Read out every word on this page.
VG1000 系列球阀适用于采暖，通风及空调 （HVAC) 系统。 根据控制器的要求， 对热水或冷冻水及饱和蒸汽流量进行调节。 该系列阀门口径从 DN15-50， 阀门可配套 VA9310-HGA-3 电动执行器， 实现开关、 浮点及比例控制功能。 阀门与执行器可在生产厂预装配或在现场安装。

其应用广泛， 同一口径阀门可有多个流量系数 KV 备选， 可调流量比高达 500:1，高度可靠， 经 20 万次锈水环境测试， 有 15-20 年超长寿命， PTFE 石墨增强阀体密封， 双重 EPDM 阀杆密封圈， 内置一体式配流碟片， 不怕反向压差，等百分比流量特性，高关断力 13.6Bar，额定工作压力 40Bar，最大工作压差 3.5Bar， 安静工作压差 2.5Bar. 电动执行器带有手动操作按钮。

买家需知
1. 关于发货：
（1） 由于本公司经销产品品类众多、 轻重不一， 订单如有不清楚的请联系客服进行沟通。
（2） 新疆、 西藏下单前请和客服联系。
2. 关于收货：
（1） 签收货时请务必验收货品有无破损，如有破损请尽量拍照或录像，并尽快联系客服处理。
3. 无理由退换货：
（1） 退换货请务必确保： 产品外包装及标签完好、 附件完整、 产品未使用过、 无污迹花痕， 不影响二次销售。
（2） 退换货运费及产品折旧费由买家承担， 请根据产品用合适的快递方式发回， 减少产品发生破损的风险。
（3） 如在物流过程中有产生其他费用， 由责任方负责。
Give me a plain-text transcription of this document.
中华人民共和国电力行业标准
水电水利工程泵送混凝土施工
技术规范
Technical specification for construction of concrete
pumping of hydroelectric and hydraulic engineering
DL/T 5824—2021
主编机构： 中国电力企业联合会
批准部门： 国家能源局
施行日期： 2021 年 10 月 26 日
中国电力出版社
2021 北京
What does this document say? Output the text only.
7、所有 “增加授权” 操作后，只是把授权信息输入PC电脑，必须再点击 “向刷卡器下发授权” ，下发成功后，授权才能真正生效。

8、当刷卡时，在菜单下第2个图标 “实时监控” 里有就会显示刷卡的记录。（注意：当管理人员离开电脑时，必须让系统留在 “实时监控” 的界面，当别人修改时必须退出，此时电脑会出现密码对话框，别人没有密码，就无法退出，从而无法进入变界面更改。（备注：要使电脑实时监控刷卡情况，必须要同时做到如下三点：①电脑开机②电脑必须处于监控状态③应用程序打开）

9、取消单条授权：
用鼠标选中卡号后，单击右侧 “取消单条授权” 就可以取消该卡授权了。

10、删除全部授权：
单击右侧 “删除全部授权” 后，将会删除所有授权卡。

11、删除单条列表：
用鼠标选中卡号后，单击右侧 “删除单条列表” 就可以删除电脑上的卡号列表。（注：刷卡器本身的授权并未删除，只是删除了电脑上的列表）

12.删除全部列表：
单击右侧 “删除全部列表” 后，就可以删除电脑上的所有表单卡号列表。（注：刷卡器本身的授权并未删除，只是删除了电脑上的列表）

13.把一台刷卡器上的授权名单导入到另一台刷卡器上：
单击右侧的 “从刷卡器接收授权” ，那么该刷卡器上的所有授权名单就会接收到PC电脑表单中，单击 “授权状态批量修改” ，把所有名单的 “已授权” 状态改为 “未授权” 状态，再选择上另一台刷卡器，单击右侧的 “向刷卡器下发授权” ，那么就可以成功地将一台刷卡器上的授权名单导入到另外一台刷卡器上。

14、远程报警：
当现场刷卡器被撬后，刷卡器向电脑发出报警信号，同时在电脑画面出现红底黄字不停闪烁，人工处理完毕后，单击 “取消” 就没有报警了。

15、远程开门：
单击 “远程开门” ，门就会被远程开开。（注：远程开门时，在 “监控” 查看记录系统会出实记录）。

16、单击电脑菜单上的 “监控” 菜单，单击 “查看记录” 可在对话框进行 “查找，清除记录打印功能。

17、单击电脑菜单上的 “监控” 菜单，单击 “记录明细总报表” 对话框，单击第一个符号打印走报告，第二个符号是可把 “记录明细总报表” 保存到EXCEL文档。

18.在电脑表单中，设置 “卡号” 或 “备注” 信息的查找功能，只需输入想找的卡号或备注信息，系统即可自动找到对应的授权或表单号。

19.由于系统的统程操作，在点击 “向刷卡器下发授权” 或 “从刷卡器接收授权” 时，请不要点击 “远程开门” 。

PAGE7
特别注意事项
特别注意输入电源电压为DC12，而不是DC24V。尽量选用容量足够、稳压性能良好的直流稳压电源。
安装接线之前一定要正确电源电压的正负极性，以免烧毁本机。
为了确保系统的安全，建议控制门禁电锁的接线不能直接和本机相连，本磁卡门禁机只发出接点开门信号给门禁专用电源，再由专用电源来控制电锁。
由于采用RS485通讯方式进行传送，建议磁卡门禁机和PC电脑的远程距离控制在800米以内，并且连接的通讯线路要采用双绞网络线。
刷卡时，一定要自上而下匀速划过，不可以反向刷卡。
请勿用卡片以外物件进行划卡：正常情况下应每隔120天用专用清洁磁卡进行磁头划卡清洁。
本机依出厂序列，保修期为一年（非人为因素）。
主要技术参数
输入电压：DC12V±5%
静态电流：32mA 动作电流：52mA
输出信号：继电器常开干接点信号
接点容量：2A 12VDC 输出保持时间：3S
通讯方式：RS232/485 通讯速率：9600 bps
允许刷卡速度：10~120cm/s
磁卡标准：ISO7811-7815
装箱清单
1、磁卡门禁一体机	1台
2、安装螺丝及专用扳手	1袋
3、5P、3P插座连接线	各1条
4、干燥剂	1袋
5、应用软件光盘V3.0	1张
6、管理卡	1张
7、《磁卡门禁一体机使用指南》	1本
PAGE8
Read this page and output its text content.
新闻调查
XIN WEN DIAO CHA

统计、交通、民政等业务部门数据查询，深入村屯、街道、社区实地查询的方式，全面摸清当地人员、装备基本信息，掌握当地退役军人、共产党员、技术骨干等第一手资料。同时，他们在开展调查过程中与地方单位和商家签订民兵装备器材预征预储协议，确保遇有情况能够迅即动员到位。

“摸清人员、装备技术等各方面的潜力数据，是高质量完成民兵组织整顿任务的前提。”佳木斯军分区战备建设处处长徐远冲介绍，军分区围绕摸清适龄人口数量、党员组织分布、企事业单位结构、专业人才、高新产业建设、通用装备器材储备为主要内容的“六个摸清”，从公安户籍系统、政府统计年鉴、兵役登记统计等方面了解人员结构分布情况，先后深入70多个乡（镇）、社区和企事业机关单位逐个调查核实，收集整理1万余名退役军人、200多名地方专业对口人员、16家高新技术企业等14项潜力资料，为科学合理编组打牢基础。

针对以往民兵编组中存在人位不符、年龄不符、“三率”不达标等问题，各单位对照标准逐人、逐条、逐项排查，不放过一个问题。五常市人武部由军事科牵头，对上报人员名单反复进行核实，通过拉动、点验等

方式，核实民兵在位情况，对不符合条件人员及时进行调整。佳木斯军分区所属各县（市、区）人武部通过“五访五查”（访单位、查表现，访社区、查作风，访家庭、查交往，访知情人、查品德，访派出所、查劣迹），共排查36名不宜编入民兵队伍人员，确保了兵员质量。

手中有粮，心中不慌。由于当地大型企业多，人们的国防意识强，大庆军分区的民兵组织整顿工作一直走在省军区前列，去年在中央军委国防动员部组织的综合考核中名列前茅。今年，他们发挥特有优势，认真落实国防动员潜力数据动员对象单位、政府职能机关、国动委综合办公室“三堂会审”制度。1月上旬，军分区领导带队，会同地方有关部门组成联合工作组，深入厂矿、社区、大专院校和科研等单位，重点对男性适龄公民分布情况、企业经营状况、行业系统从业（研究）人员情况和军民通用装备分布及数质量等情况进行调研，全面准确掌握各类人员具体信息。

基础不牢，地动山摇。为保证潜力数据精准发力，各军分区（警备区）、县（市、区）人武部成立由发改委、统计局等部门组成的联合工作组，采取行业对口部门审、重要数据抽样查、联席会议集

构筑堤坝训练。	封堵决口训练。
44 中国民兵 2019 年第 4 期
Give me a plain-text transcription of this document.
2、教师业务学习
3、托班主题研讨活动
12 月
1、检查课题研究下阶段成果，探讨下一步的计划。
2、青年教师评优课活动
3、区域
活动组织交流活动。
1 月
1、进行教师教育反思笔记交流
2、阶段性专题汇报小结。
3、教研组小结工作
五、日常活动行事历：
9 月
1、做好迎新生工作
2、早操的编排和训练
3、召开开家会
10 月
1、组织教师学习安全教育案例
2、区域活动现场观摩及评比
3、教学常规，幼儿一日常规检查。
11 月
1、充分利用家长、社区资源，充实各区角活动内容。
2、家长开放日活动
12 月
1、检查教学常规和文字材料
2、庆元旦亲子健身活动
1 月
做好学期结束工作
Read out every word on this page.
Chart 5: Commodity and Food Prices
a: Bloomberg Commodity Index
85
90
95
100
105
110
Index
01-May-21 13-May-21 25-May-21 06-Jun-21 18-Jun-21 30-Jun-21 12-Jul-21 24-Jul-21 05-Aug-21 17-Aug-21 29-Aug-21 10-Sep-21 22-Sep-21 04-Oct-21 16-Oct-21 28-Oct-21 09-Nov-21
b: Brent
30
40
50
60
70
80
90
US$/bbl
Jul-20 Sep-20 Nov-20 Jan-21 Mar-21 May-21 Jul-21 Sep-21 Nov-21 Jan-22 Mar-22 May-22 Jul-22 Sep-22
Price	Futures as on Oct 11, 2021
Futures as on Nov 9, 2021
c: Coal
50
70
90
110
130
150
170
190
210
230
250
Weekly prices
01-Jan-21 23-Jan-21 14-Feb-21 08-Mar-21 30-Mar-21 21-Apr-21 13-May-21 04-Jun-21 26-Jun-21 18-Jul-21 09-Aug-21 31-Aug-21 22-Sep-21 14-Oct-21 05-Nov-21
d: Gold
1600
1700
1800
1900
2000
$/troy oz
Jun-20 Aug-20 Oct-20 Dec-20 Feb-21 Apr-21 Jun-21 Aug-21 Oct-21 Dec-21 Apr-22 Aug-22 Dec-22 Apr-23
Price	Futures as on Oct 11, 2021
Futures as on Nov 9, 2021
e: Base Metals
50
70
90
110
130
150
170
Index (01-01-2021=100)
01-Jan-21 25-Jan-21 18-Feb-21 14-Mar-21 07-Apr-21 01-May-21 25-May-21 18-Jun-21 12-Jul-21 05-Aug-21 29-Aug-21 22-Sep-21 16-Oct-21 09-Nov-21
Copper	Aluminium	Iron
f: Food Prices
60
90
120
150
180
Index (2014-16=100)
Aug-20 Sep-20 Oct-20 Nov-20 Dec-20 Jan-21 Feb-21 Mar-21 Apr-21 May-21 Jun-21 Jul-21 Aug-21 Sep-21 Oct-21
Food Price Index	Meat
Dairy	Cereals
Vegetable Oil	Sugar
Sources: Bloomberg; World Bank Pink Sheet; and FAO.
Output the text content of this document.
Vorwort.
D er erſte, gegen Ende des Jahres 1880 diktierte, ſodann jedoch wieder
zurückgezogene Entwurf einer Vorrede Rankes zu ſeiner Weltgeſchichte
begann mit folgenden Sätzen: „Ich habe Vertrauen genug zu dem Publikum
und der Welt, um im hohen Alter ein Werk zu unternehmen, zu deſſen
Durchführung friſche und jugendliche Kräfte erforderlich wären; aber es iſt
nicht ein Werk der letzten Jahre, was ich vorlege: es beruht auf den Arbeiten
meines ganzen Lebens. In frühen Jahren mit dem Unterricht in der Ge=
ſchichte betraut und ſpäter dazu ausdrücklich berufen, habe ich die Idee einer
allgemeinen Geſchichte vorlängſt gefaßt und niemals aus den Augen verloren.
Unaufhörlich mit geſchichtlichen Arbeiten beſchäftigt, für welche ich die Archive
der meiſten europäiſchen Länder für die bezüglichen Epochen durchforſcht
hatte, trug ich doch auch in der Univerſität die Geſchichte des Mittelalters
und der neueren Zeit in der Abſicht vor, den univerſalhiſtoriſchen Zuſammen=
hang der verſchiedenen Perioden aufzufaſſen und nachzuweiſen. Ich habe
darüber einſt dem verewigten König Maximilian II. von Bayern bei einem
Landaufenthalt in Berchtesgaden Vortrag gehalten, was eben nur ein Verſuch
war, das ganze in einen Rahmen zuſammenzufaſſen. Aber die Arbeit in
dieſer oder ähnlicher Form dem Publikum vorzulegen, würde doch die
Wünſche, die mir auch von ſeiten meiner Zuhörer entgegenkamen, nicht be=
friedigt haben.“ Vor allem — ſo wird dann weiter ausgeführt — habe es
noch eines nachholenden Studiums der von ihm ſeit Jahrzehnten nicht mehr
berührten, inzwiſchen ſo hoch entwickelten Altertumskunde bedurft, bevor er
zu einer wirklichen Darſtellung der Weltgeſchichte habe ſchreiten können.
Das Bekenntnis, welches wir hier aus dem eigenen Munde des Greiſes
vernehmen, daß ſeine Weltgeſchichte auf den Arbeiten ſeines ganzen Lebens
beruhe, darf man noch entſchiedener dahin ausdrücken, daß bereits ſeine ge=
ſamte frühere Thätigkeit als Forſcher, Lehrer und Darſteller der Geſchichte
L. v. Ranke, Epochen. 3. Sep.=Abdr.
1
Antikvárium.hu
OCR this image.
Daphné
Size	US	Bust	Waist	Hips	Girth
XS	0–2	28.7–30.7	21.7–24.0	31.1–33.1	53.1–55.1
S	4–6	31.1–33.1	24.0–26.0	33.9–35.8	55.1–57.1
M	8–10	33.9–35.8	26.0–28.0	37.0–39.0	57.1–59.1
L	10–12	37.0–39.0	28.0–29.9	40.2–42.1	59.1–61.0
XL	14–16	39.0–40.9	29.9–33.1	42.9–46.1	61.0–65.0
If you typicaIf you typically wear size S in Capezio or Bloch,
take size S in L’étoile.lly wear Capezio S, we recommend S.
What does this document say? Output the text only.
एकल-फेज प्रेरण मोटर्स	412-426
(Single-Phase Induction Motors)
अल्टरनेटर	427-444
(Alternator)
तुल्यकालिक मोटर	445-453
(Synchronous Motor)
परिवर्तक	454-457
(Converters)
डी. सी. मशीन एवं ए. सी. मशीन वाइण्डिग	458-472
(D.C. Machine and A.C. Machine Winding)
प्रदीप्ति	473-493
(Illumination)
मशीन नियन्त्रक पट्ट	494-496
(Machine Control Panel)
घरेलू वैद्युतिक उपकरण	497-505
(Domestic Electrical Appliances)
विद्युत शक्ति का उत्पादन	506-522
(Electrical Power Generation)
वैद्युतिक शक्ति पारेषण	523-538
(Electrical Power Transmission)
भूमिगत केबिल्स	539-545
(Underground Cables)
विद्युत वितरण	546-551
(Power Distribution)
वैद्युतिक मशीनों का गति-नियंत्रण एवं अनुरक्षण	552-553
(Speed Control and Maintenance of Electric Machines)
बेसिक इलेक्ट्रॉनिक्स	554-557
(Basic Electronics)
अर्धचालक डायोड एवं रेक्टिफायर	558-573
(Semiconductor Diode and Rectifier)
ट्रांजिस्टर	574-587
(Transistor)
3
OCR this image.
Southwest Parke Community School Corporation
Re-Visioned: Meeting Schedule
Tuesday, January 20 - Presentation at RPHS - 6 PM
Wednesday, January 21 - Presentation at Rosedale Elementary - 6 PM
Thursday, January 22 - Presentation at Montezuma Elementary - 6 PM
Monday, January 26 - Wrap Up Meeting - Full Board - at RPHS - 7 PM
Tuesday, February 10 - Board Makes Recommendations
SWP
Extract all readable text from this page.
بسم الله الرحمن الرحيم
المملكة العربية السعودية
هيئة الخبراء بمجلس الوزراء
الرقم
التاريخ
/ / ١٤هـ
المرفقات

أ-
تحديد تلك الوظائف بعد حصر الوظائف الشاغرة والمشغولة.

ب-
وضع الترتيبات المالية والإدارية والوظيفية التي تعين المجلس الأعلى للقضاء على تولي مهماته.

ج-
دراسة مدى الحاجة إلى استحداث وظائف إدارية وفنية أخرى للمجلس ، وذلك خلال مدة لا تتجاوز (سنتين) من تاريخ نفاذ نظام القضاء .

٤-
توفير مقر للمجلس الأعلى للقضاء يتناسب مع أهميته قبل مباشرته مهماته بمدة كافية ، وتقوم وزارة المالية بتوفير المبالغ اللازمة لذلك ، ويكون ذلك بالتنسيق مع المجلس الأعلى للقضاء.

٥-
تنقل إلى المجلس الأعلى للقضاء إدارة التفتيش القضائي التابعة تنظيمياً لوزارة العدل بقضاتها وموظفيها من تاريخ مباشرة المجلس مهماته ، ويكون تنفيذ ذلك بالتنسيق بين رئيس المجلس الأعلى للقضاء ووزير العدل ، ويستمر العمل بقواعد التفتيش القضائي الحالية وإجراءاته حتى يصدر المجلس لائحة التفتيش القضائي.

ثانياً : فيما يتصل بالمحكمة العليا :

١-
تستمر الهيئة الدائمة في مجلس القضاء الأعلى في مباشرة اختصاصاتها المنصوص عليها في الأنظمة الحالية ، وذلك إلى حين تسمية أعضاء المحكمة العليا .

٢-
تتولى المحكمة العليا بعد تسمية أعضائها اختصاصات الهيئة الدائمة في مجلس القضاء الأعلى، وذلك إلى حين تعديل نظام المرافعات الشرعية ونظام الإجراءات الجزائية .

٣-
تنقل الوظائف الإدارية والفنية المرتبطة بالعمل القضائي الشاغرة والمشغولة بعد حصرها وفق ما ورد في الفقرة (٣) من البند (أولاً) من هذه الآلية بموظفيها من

==*==

Report how many lines in these entries contain "远程开门". Answer with the number only.

3